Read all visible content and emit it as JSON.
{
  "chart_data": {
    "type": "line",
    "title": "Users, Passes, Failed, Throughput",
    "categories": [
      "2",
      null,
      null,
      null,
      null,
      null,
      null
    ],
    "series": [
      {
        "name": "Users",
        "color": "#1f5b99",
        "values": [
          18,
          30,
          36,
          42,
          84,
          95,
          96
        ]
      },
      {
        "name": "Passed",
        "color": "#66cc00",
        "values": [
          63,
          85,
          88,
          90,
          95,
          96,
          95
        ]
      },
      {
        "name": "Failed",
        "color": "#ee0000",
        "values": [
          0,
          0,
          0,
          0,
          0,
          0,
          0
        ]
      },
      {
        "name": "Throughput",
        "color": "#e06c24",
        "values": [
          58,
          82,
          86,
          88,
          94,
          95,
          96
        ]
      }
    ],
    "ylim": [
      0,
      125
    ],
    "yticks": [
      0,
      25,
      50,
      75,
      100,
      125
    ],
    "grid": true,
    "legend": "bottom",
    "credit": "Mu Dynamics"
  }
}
■ ■ ■ ■ ■
## WHAT THIS TASK INVOLVES
Check every line of the data, and copy the ones that contain "name".

## EXPECTED ANSWER
        "name": "Users",
        "name": "Passed",
        "name": "Failed",
        "name": "Throughput",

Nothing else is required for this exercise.